>>>>
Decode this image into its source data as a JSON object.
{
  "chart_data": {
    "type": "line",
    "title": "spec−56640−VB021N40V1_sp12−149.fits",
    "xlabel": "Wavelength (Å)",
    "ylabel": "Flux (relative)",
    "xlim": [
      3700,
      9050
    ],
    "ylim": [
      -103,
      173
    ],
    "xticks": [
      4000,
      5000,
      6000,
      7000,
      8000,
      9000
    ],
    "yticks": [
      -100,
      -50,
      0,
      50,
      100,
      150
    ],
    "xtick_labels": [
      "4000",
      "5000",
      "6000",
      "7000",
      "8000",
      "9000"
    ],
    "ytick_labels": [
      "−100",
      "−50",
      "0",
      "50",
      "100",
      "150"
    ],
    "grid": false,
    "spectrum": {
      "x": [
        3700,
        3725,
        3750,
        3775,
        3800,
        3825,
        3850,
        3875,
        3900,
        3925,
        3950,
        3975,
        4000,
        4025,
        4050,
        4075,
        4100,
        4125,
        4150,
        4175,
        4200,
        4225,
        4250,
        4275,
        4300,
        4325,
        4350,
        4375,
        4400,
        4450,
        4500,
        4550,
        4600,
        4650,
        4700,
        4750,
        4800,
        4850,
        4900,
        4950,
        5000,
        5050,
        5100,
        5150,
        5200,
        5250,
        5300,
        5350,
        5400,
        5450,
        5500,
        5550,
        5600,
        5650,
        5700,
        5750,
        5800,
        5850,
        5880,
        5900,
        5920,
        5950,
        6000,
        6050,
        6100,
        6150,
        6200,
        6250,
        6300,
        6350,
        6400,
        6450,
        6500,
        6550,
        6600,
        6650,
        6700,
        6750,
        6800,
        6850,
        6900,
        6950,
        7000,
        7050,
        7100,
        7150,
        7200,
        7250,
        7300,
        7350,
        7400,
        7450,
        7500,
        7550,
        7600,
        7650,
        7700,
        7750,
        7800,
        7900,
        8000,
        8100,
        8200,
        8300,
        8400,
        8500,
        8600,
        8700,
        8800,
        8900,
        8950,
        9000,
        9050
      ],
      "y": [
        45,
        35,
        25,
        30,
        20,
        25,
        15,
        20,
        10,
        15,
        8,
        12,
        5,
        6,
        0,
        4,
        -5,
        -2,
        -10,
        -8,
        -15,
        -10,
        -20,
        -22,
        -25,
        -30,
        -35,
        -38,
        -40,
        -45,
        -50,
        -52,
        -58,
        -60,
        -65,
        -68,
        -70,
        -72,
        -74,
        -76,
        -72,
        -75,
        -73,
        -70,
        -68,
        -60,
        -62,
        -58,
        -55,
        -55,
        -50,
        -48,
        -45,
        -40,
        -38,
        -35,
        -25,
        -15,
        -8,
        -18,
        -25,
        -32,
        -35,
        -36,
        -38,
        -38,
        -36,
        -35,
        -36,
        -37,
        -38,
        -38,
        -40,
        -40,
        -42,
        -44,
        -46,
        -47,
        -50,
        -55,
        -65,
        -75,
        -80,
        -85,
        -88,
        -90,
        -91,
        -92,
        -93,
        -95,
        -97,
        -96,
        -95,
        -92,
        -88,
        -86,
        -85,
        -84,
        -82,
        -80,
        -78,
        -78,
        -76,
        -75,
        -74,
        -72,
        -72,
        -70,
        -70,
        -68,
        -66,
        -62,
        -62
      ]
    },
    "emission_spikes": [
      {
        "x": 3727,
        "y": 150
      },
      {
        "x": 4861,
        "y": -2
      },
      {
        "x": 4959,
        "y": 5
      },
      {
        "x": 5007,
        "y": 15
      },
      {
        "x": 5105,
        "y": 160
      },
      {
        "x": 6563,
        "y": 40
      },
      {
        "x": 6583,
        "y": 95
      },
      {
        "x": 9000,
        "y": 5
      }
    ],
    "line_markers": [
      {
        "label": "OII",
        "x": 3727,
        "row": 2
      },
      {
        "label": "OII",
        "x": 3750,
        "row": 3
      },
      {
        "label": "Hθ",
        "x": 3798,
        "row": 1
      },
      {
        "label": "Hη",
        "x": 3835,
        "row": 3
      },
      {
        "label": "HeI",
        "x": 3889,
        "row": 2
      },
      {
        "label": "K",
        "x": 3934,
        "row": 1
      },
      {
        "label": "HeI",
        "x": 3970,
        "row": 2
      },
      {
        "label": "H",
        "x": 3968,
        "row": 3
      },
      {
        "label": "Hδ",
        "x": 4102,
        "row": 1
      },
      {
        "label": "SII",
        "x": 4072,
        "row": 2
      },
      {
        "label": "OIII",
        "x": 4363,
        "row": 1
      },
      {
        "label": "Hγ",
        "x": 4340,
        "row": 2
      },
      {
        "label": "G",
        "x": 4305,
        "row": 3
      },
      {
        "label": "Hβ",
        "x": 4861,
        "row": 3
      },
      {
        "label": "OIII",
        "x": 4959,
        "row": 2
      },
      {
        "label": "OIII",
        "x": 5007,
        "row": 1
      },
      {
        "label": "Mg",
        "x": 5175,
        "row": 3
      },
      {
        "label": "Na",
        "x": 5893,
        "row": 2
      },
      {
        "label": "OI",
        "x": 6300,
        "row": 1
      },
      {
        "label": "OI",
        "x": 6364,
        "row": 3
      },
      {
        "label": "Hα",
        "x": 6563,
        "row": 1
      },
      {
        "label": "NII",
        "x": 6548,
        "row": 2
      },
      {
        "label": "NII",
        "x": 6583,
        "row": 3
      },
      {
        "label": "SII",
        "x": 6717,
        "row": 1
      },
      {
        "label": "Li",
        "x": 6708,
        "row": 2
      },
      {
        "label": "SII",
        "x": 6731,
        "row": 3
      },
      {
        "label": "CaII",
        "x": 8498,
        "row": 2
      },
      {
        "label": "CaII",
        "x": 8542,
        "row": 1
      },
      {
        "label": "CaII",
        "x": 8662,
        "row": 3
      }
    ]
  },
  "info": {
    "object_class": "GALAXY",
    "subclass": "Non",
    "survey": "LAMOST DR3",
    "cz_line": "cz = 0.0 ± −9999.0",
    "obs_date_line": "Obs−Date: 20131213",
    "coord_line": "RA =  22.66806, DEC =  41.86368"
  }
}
<<<<
> **Goal**
Write the entire listing out again, word for word.

> **Complete output**
Decode this image into its source data as a JSON object.
{
  "chart_data": {
    "type": "line",
    "title": "spec−56640−VB021N40V1_sp12−149.fits",
    "xlabel": "Wavelength (Å)",
    "ylabel": "Flux (relative)",
    "xlim": [
      3700,
      9050
    ],
    "ylim": [
      -103,
      173
    ],
    "xticks": [
      4000,
      5000,
      6000,
      7000,
      8000,
      9000
    ],
    "yticks": [
      -100,
      -50,
      0,
      50,
      100,
      150
    ],
    "xtick_labels": [
      "4000",
      "5000",
      "6000",
      "7000",
      "8000",
      "9000"
    ],
    "ytick_labels": [
      "−100",
      "−50",
      "0",
      "50",
      "100",
      "150"
    ],
    "grid": false,
    "spectrum": {
      "x": [
        3700,
        3725,
        3750,
        3775,
        3800,
        3825,
        3850,
        3875,
        3900,
        3925,
        3950,
        3975,
        4000,
        4025,
        4050,
        4075,
        4100,
        4125,
        4150,
        4175,
        4200,
        4225,
        4250,
        4275,
        4300,
        4325,
        4350,
        4375,
        4400,
        4450,
        4500,
        4550,
        4600,
        4650,
        4700,
        4750,
        4800,
        4850,
        4900,
        4950,
        5000,
        5050,
        5100,
        5150,
        5200,
        5250,
        5300,
        5350,
        5400,
        5450,
        5500,
        5550,
        5600,
        5650,
        5700,
        5750,
        5800,
        5850,
        5880,
        5900,
        5920,
        5950,
        6000,
        6050,
        6100,
        6150,
        6200,
        6250,
        6300,
        6350,
        6400,
        6450,
        6500,
        6550,
        6600,
        6650,
        6700,
        6750,
        6800,
        6850,
        6900,
        6950,
        7000,
        7050,
        7100,
        7150,
        7200,
        7250,
        7300,
        7350,
        7400,
        7450,
        7500,
        7550,
        7600,
        7650,
        7700,
        7750,
        7800,
        7900,
        8000,
        8100,
        8200,
        8300,
        8400,
        8500,
        8600,
        8700,
        8800,
        8900,
        8950,
        9000,
        9050
      ],
      "y": [
        45,
        35,
        25,
        30,
        20,
        25,
        15,
        20,
        10,
        15,
        8,
        12,
        5,
        6,
        0,
        4,
        -5,
        -2,
        -10,
        -8,
        -15,
        -10,
        -20,
        -22,
        -25,
        -30,
        -35,
        -38,
        -40,
        -45,
        -50,
        -52,
        -58,
        -60,
        -65,
        -68,
        -70,
        -72,
        -74,
        -76,
        -72,
        -75,
        -73,
        -70,
        -68,
        -60,
        -62,
        -58,
        -55,
        -55,
        -50,
        -48,
        -45,
        -40,
        -38,
        -35,
        -25,
        -15,
        -8,
        -18,
        -25,
        -32,
        -35,
        -36,
        -38,
        -38,
        -36,
        -35,
        -36,
        -37,
        -38,
        -38,
        -40,
        -40,
        -42,
        -44,
        -46,
        -47,
        -50,
        -55,
        -65,
        -75,
        -80,
        -85,
        -88,
        -90,
        -91,
        -92,
        -93,
        -95,
        -97,
        -96,
        -95,
        -92,
        -88,
        -86,
        -85,
        -84,
        -82,
        -80,
        -78,
        -78,
        -76,
        -75,
        -74,
        -72,
        -72,
        -70,
        -70,
        -68,
        -66,
        -62,
        -62
      ]
    },
    "emission_spikes": [
      {
        "x": 3727,
        "y": 150
      },
      {
        "x": 4861,
        "y": -2
      },
      {
        "x": 4959,
        "y": 5
      },
      {
        "x": 5007,
        "y": 15
      },
      {
        "x": 5105,
        "y": 160
      },
      {
        "x": 6563,
        "y": 40
      },
      {
        "x": 6583,
        "y": 95
      },
      {
        "x": 9000,
        "y": 5
      }
    ],
    "line_markers": [
      {
        "label": "OII",
        "x": 3727,
        "row": 2
      },
      {
        "label": "OII",
        "x": 3750,
        "row": 3
      },
      {
        "label": "Hθ",
        "x": 3798,
        "row": 1
      },
      {
        "label": "Hη",
        "x": 3835,
        "row": 3
      },
      {
        "label": "HeI",
        "x": 3889,
        "row": 2
      },
      {
        "label": "K",
        "x": 3934,
        "row": 1
      },
      {
        "label": "HeI",
        "x": 3970,
        "row": 2
      },
      {
        "label": "H",
        "x": 3968,
        "row": 3
      },
      {
        "label": "Hδ",
        "x": 4102,
        "row": 1
      },
      {
        "label": "SII",
        "x": 4072,
        "row": 2
      },
      {
        "label": "OIII",
        "x": 4363,
        "row": 1
      },
      {
        "label": "Hγ",
        "x": 4340,
        "row": 2
      },
      {
        "label": "G",
        "x": 4305,
        "row": 3
      },
      {
        "label": "Hβ",
        "x": 4861,
        "row": 3
      },
      {
        "label": "OIII",
        "x": 4959,
        "row": 2
      },
      {
        "label": "OIII",
        "x": 5007,
        "row": 1
      },
      {
        "label": "Mg",
        "x": 5175,
        "row": 3
      },
      {
        "label": "Na",
        "x": 5893,
        "row": 2
      },
      {
        "label": "OI",
        "x": 6300,
        "row": 1
      },
      {
        "label": "OI",
        "x": 6364,
        "row": 3
      },
      {
        "label": "Hα",
        "x": 6563,
        "row": 1
      },
      {
        "label": "NII",
        "x": 6548,
        "row": 2
      },
      {
        "label": "NII",
        "x": 6583,
        "row": 3
      },
      {
        "label": "SII",
        "x": 6717,
        "row": 1
      },
      {
        "label": "Li",
        "x": 6708,
        "row": 2
      },
      {
        "label": "SII",
        "x": 6731,
        "row": 3
      },
      {
        "label": "CaII",
        "x": 8498,
        "row": 2
      },
      {
        "label": "CaII",
        "x": 8542,
        "row": 1
      },
      {
        "label": "CaII",
        "x": 8662,
        "row": 3
      }
    ]
  },
  "info": {
    "object_class": "GALAXY",
    "subclass": "Non",
    "survey": "LAMOST DR3",
    "cz_line": "cz = 0.0 ± −9999.0",
    "obs_date_line": "Obs−Date: 20131213",
    "coord_line": "RA =  22.66806, DEC =  41.86368"
  }
}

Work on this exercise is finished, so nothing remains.